(Exercise description):
Search the records for the word "fluid" and pick out every line that has it.

(Provided records):
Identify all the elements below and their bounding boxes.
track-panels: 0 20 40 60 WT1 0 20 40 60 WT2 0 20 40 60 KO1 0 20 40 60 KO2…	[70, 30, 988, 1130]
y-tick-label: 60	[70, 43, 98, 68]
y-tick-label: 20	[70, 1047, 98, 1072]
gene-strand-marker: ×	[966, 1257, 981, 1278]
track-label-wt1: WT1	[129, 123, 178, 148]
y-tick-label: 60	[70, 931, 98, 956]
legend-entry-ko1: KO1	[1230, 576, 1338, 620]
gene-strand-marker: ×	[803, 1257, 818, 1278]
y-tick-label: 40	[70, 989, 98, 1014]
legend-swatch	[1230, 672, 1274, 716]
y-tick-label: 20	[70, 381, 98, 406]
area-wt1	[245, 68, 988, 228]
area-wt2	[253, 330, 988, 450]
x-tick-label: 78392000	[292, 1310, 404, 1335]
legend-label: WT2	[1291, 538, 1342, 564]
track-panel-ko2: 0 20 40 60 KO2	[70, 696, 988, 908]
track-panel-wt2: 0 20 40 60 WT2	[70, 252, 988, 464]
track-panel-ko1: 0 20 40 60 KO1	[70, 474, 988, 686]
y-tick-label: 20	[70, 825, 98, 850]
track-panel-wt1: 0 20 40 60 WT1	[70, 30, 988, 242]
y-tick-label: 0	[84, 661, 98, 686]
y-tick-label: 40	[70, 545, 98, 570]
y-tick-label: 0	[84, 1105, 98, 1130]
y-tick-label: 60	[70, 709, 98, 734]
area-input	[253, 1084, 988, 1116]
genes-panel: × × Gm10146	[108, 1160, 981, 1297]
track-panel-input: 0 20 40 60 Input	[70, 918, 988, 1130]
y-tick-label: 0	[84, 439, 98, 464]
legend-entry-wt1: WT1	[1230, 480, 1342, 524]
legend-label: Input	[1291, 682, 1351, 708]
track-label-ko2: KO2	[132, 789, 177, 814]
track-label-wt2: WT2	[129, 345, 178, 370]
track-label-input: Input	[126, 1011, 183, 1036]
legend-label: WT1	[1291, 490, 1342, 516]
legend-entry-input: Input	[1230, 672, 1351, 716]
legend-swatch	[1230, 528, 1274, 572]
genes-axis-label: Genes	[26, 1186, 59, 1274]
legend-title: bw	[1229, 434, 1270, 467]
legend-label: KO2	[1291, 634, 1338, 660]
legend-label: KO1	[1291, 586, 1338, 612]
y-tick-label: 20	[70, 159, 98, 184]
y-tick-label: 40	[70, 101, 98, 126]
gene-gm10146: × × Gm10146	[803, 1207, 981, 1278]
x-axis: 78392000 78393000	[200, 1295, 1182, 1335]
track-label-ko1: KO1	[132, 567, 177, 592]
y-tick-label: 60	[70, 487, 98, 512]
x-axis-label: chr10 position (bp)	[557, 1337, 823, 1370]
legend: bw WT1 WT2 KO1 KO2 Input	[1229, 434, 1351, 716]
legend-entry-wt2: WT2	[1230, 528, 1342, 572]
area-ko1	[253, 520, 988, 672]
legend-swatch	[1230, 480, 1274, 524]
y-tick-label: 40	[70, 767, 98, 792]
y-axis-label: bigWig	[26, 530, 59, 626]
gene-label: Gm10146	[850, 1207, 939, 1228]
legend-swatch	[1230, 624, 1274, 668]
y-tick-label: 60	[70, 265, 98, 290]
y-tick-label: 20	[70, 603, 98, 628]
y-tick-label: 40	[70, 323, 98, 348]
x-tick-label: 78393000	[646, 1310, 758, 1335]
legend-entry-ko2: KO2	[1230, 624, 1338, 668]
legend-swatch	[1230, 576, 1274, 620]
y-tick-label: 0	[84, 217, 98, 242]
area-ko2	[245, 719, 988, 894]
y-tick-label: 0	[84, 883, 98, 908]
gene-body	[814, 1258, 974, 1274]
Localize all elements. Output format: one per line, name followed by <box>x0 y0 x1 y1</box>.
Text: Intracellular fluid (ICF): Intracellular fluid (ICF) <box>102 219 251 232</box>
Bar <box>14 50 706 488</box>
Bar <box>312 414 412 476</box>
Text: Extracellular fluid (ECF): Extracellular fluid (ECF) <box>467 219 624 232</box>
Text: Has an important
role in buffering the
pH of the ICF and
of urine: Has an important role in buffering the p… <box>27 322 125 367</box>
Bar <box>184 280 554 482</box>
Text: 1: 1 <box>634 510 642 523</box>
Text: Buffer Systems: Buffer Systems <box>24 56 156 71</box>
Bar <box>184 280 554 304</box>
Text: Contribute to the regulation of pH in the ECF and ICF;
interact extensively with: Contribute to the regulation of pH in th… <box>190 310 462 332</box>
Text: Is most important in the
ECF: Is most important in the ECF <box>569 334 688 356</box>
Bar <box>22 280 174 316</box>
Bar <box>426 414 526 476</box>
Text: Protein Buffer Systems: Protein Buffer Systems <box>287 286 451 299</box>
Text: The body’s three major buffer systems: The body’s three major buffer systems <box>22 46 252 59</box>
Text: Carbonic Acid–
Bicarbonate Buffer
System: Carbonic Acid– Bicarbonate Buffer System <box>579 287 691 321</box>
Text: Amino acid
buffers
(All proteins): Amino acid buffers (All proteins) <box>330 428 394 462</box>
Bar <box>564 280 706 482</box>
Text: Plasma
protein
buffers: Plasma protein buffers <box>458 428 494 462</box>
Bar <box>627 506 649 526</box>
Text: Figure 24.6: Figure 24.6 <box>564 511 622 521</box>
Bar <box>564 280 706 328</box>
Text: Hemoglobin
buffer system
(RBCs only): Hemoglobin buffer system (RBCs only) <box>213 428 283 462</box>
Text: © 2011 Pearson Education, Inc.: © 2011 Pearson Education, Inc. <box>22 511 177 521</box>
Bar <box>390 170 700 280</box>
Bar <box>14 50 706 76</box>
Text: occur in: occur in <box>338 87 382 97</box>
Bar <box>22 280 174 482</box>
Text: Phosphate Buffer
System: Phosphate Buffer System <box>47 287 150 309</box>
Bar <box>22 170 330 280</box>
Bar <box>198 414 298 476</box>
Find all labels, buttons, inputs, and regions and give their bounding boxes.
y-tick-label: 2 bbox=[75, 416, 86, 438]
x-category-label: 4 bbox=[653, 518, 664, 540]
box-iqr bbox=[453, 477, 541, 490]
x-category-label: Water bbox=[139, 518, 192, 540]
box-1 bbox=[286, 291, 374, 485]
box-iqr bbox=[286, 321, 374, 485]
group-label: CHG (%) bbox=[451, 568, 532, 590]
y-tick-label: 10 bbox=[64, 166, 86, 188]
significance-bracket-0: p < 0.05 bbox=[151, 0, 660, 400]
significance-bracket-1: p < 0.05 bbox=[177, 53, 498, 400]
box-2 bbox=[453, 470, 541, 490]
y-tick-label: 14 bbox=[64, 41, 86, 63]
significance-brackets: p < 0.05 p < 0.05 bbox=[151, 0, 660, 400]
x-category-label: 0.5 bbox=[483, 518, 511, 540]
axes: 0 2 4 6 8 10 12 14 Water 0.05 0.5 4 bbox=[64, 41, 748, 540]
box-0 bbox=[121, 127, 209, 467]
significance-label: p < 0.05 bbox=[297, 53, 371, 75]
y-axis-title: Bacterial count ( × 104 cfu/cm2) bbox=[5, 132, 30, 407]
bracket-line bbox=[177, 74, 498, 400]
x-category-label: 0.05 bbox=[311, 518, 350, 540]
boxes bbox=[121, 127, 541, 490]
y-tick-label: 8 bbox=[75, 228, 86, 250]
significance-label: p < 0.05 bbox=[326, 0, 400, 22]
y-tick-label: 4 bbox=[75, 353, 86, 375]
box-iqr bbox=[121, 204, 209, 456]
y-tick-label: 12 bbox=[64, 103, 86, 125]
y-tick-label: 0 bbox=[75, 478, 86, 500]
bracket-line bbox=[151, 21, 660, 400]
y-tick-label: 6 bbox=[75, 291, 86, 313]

(Output of the task):
Text: Intracellular fluid (ICF): Intracellular fluid (ICF) <box>102 219 251 232</box>
Text: Extracellular fluid (ECF): Extracellular fluid (ECF) <box>467 219 624 232</box>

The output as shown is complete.